◆ Record set:
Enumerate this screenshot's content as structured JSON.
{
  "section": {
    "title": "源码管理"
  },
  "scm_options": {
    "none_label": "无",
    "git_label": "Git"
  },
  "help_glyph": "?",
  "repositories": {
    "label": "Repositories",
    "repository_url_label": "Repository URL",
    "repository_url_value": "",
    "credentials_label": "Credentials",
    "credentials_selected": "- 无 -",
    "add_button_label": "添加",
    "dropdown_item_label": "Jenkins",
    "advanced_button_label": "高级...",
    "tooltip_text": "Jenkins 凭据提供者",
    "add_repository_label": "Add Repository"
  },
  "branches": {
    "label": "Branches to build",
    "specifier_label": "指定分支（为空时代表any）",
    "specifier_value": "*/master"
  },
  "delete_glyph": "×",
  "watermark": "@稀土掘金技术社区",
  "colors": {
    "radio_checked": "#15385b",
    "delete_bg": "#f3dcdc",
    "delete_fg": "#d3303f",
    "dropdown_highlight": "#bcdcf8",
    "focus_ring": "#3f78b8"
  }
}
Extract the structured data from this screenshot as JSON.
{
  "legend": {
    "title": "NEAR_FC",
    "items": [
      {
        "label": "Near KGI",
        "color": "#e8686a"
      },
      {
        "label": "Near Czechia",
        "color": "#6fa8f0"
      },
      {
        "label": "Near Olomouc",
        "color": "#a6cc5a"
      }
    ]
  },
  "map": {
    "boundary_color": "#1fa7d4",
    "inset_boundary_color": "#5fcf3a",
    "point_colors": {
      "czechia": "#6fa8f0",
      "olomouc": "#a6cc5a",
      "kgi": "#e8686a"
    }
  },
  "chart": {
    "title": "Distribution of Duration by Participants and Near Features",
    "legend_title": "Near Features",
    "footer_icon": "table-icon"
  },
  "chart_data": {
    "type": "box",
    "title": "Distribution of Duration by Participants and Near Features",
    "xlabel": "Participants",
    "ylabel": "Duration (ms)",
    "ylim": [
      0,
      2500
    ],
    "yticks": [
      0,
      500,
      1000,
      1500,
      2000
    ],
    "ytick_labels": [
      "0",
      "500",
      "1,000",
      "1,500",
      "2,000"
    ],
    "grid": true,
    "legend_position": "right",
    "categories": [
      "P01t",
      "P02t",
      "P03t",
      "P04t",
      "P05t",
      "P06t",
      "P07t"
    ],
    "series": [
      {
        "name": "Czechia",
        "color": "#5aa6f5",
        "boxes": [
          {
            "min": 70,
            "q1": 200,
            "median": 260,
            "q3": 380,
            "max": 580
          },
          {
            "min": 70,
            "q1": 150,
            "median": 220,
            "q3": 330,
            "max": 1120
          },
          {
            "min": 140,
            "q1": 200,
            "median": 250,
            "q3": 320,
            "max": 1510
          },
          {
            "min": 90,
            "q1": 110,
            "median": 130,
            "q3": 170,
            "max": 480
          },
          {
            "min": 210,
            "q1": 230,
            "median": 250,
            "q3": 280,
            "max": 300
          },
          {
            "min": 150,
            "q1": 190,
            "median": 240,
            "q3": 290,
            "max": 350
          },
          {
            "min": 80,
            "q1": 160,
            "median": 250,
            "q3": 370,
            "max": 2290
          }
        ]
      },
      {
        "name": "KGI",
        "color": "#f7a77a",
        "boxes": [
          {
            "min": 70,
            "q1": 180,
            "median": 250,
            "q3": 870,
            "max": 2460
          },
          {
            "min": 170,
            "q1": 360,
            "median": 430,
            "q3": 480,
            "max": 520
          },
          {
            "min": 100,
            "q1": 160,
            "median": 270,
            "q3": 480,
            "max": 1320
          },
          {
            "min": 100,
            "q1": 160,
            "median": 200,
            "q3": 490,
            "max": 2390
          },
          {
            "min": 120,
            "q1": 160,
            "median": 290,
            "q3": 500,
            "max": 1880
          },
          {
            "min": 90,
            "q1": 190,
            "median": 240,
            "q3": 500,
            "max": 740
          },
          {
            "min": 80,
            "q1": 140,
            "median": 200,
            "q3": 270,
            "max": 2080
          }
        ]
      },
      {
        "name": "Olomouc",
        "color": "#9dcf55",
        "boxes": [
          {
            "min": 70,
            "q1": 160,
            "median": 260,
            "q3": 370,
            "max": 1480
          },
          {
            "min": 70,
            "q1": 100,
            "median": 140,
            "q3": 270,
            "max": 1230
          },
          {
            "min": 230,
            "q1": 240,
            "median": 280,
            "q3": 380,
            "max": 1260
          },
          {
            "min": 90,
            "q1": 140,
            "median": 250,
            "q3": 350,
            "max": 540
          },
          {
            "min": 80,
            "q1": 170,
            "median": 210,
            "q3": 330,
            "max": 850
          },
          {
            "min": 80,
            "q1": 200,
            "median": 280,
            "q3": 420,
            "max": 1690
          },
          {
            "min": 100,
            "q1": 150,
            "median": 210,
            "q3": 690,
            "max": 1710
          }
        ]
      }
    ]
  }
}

◆ Your instructions: Reproduce the entire listing word for word.

◆ Solution:
Enumerate this screenshot's content as structured JSON.
{
  "section": {
    "title": "源码管理"
  },
  "scm_options": {
    "none_label": "无",
    "git_label": "Git"
  },
  "help_glyph": "?",
  "repositories": {
    "label": "Repositories",
    "repository_url_label": "Repository URL",
    "repository_url_value": "",
    "credentials_label": "Credentials",
    "credentials_selected": "- 无 -",
    "add_button_label": "添加",
    "dropdown_item_label": "Jenkins",
    "advanced_button_label": "高级...",
    "tooltip_text": "Jenkins 凭据提供者",
    "add_repository_label": "Add Repository"
  },
  "branches": {
    "label": "Branches to build",
    "specifier_label": "指定分支（为空时代表any）",
    "specifier_value": "*/master"
  },
  "delete_glyph": "×",
  "watermark": "@稀土掘金技术社区",
  "colors": {
    "radio_checked": "#15385b",
    "delete_bg": "#f3dcdc",
    "delete_fg": "#d3303f",
    "dropdown_highlight": "#bcdcf8",
    "focus_ring": "#3f78b8"
  }
}
Extract the structured data from this screenshot as JSON.
{
  "legend": {
    "title": "NEAR_FC",
    "items": [
      {
        "label": "Near KGI",
        "color": "#e8686a"
      },
      {
        "label": "Near Czechia",
        "color": "#6fa8f0"
      },
      {
        "label": "Near Olomouc",
        "color": "#a6cc5a"
      }
    ]
  },
  "map": {
    "boundary_color": "#1fa7d4",
    "inset_boundary_color": "#5fcf3a",
    "point_colors": {
      "czechia": "#6fa8f0",
      "olomouc": "#a6cc5a",
      "kgi": "#e8686a"
    }
  },
  "chart": {
    "title": "Distribution of Duration by Participants and Near Features",
    "legend_title": "Near Features",
    "footer_icon": "table-icon"
  },
  "chart_data": {
    "type": "box",
    "title": "Distribution of Duration by Participants and Near Features",
    "xlabel": "Participants",
    "ylabel": "Duration (ms)",
    "ylim": [
      0,
      2500
    ],
    "yticks": [
      0,
      500,
      1000,
      1500,
      2000
    ],
    "ytick_labels": [
      "0",
      "500",
      "1,000",
      "1,500",
      "2,000"
    ],
    "grid": true,
    "legend_position": "right",
    "categories": [
      "P01t",
      "P02t",
      "P03t",
      "P04t",
      "P05t",
      "P06t",
      "P07t"
    ],
    "series": [
      {
        "name": "Czechia",
        "color": "#5aa6f5",
        "boxes": [
          {
            "min": 70,
            "q1": 200,
            "median": 260,
            "q3": 380,
            "max": 580
          },
          {
            "min": 70,
            "q1": 150,
            "median": 220,
            "q3": 330,
            "max": 1120
          },
          {
            "min": 140,
            "q1": 200,
            "median": 250,
            "q3": 320,
            "max": 1510
          },
          {
            "min": 90,
            "q1": 110,
            "median": 130,
            "q3": 170,
            "max": 480
          },
          {
            "min": 210,
            "q1": 230,
            "median": 250,
            "q3": 280,
            "max": 300
          },
          {
            "min": 150,
            "q1": 190,
            "median": 240,
            "q3": 290,
            "max": 350
          },
          {
            "min": 80,
            "q1": 160,
            "median": 250,
            "q3": 370,
            "max": 2290
          }
        ]
      },
      {
        "name": "KGI",
        "color": "#f7a77a",
        "boxes": [
          {
            "min": 70,
            "q1": 180,
            "median": 250,
            "q3": 870,
            "max": 2460
          },
          {
            "min": 170,
            "q1": 360,
            "median": 430,
            "q3": 480,
            "max": 520
          },
          {
            "min": 100,
            "q1": 160,
            "median": 270,
            "q3": 480,
            "max": 1320
          },
          {
            "min": 100,
            "q1": 160,
            "median": 200,
            "q3": 490,
            "max": 2390
          },
          {
            "min": 120,
            "q1": 160,
            "median": 290,
            "q3": 500,
            "max": 1880
          },
          {
            "min": 90,
            "q1": 190,
            "median": 240,
            "q3": 500,
            "max": 740
          },
          {
            "min": 80,
            "q1": 140,
            "median": 200,
            "q3": 270,
            "max": 2080
          }
        ]
      },
      {
        "name": "Olomouc",
        "color": "#9dcf55",
        "boxes": [
          {
            "min": 70,
            "q1": 160,
            "median": 260,
            "q3": 370,
            "max": 1480
          },
          {
            "min": 70,
            "q1": 100,
            "median": 140,
            "q3": 270,
            "max": 1230
          },
          {
            "min": 230,
            "q1": 240,
            "median": 280,
            "q3": 380,
            "max": 1260
          },
          {
            "min": 90,
            "q1": 140,
            "median": 250,
            "q3": 350,
            "max": 540
          },
          {
            "min": 80,
            "q1": 170,
            "median": 210,
            "q3": 330,
            "max": 850
          },
          {
            "min": 80,
            "q1": 200,
            "median": 280,
            "q3": 420,
            "max": 1690
          },
          {
            "min": 100,
            "q1": 150,
            "median": 210,
            "q3": 690,
            "max": 1710
          }
        ]
      }
    ]
  }
}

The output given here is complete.